** BEGIN **

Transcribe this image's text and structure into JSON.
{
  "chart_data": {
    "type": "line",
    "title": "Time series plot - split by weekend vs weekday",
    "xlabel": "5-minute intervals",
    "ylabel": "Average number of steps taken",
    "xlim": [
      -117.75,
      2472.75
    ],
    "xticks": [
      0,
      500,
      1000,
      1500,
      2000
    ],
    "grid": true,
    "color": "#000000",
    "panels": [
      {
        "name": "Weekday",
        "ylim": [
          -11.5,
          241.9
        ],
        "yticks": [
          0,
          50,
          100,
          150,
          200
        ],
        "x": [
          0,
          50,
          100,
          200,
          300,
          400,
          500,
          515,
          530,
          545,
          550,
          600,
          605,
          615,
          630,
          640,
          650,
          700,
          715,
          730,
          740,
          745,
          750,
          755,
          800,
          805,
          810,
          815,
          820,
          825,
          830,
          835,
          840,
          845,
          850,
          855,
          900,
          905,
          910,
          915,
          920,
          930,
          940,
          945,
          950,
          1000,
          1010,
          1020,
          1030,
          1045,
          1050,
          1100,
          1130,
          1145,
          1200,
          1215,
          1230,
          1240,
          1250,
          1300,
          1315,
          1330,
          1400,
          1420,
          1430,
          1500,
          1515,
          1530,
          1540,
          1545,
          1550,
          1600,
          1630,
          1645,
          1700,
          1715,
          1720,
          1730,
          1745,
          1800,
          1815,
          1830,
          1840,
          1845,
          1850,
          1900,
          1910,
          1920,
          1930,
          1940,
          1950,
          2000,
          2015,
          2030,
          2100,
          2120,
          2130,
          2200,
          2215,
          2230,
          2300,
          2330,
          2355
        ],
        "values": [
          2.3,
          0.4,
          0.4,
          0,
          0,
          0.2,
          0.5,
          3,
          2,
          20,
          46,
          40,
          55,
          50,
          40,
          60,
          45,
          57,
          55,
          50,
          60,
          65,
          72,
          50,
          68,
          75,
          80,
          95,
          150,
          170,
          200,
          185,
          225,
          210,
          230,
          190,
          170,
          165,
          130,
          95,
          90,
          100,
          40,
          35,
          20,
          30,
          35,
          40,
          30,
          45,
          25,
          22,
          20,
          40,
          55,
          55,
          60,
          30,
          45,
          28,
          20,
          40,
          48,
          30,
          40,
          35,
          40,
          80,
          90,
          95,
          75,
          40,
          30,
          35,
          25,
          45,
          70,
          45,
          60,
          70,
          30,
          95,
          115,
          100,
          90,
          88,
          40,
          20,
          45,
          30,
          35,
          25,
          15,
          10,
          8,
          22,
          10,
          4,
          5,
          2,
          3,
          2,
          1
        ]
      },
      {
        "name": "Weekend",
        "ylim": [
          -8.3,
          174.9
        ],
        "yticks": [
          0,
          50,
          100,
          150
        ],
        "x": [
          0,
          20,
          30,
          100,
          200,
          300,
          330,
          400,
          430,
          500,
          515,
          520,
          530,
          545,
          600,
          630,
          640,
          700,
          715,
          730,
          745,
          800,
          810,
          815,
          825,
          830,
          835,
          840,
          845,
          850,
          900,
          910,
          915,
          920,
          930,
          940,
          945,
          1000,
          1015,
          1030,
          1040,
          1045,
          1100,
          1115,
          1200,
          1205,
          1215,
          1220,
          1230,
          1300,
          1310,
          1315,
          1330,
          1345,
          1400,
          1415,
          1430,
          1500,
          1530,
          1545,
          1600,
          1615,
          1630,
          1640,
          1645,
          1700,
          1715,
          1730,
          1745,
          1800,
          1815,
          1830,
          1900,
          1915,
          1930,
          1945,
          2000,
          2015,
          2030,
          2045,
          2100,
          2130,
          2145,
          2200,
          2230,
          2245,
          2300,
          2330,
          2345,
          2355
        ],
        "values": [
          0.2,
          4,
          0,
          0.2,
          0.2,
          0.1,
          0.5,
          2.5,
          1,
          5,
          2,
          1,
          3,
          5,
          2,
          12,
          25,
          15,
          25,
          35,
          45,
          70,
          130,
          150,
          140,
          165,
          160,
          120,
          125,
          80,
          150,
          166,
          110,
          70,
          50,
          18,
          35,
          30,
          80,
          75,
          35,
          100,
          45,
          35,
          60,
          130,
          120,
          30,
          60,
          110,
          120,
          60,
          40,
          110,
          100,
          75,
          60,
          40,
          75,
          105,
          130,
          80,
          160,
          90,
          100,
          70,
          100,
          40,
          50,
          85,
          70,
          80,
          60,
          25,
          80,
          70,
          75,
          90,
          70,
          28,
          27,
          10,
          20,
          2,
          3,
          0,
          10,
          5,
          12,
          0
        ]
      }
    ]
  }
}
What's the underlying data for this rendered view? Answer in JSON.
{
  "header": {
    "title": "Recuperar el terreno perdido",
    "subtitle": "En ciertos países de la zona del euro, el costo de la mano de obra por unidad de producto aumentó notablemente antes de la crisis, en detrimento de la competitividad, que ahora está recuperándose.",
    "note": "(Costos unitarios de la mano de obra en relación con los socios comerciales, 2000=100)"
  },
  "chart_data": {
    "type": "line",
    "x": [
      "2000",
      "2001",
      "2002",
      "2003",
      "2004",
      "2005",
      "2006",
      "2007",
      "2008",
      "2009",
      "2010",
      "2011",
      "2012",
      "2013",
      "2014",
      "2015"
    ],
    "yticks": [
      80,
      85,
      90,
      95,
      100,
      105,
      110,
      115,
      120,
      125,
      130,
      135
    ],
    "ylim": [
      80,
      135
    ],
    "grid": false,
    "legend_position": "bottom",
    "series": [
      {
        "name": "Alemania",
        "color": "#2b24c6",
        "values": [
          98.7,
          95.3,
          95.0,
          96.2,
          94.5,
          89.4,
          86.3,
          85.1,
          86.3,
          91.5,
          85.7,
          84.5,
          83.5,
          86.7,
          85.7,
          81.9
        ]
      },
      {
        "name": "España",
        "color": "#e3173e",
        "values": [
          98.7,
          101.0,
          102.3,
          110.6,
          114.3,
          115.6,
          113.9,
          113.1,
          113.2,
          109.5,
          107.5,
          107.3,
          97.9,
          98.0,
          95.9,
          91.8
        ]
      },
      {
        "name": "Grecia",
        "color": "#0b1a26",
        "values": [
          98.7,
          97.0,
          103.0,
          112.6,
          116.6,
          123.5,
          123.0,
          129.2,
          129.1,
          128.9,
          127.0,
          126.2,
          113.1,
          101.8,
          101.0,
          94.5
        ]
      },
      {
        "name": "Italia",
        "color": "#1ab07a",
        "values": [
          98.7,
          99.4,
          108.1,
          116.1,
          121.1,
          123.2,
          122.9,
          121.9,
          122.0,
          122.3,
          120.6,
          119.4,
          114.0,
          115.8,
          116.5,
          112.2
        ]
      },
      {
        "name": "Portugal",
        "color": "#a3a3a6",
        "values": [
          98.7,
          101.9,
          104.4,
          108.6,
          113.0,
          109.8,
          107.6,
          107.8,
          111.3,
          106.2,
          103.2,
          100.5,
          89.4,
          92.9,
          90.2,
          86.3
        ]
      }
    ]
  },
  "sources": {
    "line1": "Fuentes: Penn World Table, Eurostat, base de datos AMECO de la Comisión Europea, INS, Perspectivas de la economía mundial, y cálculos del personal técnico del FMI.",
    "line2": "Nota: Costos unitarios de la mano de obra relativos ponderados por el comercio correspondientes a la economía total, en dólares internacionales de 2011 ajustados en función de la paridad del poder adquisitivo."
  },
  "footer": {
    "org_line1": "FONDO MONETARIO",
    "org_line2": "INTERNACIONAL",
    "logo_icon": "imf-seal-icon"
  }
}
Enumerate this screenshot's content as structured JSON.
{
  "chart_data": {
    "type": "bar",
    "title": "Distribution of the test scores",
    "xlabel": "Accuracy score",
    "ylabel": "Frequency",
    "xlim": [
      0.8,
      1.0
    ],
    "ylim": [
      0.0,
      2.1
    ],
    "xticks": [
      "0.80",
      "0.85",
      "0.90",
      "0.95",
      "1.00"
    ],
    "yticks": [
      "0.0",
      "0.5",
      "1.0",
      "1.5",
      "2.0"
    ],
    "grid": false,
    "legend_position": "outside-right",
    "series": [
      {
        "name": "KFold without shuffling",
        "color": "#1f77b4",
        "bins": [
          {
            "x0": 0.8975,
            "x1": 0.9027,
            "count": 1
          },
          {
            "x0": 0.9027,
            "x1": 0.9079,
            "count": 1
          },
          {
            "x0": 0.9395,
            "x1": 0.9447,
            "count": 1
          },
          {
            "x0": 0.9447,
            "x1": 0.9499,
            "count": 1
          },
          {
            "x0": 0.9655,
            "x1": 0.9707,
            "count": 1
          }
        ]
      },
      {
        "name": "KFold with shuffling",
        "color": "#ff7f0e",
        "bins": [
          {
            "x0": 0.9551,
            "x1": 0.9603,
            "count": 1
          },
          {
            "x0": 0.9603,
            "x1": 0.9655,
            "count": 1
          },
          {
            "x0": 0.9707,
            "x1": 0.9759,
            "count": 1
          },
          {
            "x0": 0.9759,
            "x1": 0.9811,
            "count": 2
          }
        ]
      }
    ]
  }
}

** END **

What is asked -> Pull out the lines above in which the word "Costos" appears.

Full solution ->
    "note": "(Costos unitarios de la mano de obra en relación con los socios comerciales, 2000=100)"
    "line2": "Nota: Costos unitarios de la mano de obra relativos ponderados por el comercio correspondientes a la economía total, en dólares internacionales de 2011 ajustados en función de la paridad del poder adquisitivo."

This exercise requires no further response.